### WHAT IS ASKED
Reproduce the complete listing without any deviation.

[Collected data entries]
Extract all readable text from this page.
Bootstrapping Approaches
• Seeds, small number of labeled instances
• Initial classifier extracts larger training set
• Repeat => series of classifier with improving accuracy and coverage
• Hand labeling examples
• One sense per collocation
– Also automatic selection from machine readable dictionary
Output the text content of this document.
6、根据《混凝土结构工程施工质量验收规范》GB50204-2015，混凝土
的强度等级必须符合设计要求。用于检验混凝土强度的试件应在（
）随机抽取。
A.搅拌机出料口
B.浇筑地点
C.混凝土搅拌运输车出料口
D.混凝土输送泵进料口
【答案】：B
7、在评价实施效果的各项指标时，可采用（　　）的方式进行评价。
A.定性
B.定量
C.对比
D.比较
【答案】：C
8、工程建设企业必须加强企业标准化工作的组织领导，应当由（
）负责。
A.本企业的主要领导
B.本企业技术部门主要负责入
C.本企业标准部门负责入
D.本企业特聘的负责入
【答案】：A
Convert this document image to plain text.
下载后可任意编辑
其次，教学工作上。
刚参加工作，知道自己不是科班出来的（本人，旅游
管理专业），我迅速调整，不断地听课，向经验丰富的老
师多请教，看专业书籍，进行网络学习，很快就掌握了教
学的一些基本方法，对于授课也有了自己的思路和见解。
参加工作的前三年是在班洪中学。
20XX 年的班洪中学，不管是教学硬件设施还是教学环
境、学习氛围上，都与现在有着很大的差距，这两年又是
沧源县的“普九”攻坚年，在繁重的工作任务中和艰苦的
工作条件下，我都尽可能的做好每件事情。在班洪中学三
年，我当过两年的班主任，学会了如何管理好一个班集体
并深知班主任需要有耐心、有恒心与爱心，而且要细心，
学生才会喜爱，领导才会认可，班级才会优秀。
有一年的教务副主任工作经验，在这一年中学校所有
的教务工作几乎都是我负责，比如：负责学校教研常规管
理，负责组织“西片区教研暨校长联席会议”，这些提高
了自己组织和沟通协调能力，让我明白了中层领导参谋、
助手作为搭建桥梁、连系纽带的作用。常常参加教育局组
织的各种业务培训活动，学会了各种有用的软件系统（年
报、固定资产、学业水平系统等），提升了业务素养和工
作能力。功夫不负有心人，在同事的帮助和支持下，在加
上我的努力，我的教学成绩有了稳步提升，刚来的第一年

### FULL OUTPUT
Extract all readable text from this page.
Bootstrapping Approaches
• Seeds, small number of labeled instances
• Initial classifier extracts larger training set
• Repeat => series of classifier with improving accuracy and coverage
• Hand labeling examples
• One sense per collocation
– Also automatic selection from machine readable dictionary
Output the text content of this document.
6、根据《混凝土结构工程施工质量验收规范》GB50204-2015，混凝土
的强度等级必须符合设计要求。用于检验混凝土强度的试件应在（
）随机抽取。
A.搅拌机出料口
B.浇筑地点
C.混凝土搅拌运输车出料口
D.混凝土输送泵进料口
【答案】：B
7、在评价实施效果的各项指标时，可采用（　　）的方式进行评价。
A.定性
B.定量
C.对比
D.比较
【答案】：C
8、工程建设企业必须加强企业标准化工作的组织领导，应当由（
）负责。
A.本企业的主要领导
B.本企业技术部门主要负责入
C.本企业标准部门负责入
D.本企业特聘的负责入
【答案】：A
Convert this document image to plain text.
下载后可任意编辑
其次，教学工作上。
刚参加工作，知道自己不是科班出来的（本人，旅游
管理专业），我迅速调整，不断地听课，向经验丰富的老
师多请教，看专业书籍，进行网络学习，很快就掌握了教
学的一些基本方法，对于授课也有了自己的思路和见解。
参加工作的前三年是在班洪中学。
20XX 年的班洪中学，不管是教学硬件设施还是教学环
境、学习氛围上，都与现在有着很大的差距，这两年又是
沧源县的“普九”攻坚年，在繁重的工作任务中和艰苦的
工作条件下，我都尽可能的做好每件事情。在班洪中学三
年，我当过两年的班主任，学会了如何管理好一个班集体
并深知班主任需要有耐心、有恒心与爱心，而且要细心，
学生才会喜爱，领导才会认可，班级才会优秀。
有一年的教务副主任工作经验，在这一年中学校所有
的教务工作几乎都是我负责，比如：负责学校教研常规管
理，负责组织“西片区教研暨校长联席会议”，这些提高
了自己组织和沟通协调能力，让我明白了中层领导参谋、
助手作为搭建桥梁、连系纽带的作用。常常参加教育局组
织的各种业务培训活动，学会了各种有用的软件系统（年
报、固定资产、学业水平系统等），提升了业务素养和工
作能力。功夫不负有心人，在同事的帮助和支持下，在加
上我的努力，我的教学成绩有了稳步提升，刚来的第一年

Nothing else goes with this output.